> **Instructions for the task**
Find the word "this" in the listing; pull out each line holding it.

Recorded data
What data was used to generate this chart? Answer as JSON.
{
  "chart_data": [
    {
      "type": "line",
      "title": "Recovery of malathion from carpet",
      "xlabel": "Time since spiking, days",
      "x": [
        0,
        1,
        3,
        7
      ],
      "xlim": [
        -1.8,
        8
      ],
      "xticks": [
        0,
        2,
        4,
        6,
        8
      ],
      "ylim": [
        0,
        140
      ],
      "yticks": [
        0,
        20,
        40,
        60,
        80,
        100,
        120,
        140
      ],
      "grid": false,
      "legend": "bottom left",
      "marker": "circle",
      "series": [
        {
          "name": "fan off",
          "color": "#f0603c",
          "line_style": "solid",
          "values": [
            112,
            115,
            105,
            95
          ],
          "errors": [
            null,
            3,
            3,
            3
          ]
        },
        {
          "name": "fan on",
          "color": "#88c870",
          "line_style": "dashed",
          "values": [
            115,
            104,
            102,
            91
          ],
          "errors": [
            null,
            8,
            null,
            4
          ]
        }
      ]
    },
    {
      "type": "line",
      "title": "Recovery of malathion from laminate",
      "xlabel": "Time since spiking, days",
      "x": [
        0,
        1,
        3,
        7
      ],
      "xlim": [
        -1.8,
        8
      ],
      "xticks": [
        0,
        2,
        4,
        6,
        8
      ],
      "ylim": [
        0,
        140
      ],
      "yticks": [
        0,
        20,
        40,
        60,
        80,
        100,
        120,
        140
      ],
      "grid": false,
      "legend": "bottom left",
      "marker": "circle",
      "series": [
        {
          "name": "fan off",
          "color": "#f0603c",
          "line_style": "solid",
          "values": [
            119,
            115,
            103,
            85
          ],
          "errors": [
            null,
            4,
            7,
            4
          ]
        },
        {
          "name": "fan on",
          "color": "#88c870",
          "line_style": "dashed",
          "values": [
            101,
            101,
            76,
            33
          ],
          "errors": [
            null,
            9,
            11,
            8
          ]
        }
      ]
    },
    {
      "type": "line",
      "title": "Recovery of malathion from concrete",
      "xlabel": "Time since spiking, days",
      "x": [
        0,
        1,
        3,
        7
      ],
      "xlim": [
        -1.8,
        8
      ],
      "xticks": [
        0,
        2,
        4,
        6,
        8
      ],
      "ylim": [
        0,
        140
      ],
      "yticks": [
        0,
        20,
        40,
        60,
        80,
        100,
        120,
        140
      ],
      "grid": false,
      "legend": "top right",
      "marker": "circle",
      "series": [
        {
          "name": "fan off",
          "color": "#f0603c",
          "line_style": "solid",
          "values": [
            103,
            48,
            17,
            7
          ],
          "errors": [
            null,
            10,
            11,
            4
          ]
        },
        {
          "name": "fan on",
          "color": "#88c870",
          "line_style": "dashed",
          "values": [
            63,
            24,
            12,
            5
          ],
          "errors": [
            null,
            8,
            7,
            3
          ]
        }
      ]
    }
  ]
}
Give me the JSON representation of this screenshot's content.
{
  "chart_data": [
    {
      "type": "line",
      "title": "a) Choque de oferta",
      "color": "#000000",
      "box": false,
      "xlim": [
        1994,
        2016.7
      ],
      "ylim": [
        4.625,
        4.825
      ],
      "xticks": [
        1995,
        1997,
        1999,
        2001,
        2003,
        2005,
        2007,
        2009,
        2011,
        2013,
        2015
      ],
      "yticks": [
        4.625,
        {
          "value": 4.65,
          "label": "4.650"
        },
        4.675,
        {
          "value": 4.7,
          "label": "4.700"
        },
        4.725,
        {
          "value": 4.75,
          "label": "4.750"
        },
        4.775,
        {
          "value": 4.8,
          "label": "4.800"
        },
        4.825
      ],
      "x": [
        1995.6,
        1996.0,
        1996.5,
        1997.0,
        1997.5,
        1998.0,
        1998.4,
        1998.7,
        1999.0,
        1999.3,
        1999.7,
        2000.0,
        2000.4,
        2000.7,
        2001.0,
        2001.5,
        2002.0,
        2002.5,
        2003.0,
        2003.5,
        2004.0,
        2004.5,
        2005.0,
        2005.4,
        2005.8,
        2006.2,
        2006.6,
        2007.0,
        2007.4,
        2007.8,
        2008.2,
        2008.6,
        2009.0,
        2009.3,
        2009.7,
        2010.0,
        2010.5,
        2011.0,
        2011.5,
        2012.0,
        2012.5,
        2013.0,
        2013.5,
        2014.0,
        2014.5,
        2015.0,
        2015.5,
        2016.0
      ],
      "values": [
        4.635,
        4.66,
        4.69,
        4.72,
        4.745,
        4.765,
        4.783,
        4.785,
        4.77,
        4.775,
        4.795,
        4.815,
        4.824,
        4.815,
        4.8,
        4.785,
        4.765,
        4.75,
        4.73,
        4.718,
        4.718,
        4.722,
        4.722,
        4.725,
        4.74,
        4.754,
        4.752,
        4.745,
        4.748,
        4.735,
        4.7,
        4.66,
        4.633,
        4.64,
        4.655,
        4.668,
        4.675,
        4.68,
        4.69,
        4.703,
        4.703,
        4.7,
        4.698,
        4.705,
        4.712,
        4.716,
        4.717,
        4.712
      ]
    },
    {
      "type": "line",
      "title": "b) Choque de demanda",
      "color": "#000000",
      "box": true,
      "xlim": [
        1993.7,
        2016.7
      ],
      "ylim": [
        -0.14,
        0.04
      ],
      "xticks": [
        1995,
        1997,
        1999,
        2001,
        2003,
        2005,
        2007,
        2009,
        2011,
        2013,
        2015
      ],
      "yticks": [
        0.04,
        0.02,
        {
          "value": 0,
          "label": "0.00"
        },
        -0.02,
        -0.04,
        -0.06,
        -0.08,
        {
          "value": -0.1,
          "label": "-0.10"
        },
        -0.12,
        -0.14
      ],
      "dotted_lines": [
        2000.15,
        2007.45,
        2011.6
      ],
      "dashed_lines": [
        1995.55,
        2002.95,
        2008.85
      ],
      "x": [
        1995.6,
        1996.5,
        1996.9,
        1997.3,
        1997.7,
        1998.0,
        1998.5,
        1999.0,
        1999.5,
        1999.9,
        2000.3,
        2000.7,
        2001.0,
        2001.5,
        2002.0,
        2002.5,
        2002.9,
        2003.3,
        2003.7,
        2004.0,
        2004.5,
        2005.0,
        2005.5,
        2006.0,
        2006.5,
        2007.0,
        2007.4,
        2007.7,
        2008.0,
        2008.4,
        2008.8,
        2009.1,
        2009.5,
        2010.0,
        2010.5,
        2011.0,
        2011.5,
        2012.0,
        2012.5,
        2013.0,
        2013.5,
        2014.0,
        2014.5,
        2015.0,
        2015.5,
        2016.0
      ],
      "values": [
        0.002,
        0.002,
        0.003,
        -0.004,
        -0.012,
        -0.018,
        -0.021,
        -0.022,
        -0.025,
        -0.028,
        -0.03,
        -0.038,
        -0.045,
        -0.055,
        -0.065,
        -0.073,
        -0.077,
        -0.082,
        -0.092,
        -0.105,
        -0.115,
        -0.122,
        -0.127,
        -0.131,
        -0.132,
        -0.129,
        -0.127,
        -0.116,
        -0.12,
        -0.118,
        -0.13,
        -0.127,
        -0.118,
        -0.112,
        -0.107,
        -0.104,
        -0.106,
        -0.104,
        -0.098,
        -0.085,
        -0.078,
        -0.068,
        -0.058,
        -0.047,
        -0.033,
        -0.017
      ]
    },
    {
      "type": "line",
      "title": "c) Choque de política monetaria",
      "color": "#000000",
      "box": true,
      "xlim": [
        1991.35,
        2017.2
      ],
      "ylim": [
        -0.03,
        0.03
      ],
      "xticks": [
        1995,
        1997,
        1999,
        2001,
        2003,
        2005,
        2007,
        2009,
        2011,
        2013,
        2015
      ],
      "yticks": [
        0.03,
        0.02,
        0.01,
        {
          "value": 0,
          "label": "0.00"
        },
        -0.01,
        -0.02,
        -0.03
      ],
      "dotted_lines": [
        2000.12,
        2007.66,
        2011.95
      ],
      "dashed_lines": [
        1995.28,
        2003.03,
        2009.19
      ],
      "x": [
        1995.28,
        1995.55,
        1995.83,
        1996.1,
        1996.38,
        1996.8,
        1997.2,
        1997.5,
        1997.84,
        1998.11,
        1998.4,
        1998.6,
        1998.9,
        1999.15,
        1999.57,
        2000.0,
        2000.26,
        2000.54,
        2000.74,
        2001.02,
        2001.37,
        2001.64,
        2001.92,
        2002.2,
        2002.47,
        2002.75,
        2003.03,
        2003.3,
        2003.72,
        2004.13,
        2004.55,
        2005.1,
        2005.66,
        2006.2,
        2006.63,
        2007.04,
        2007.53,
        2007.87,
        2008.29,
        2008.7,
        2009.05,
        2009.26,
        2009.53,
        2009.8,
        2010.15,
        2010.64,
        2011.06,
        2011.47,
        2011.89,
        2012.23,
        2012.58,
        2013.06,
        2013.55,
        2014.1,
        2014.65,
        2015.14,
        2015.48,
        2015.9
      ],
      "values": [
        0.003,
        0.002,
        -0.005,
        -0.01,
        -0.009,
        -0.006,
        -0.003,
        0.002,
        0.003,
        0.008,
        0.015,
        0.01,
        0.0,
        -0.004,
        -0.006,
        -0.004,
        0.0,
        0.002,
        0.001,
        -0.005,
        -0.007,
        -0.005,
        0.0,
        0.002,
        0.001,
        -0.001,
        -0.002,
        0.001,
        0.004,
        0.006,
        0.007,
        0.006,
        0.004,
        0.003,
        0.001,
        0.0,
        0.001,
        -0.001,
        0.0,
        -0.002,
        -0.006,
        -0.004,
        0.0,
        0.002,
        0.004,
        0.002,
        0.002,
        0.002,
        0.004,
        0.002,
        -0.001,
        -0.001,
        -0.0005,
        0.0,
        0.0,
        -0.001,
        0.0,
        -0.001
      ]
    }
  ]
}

> **Exercise output**
What data was used to generate this chart? Answer as JSON.
Give me the JSON representation of this screenshot's content.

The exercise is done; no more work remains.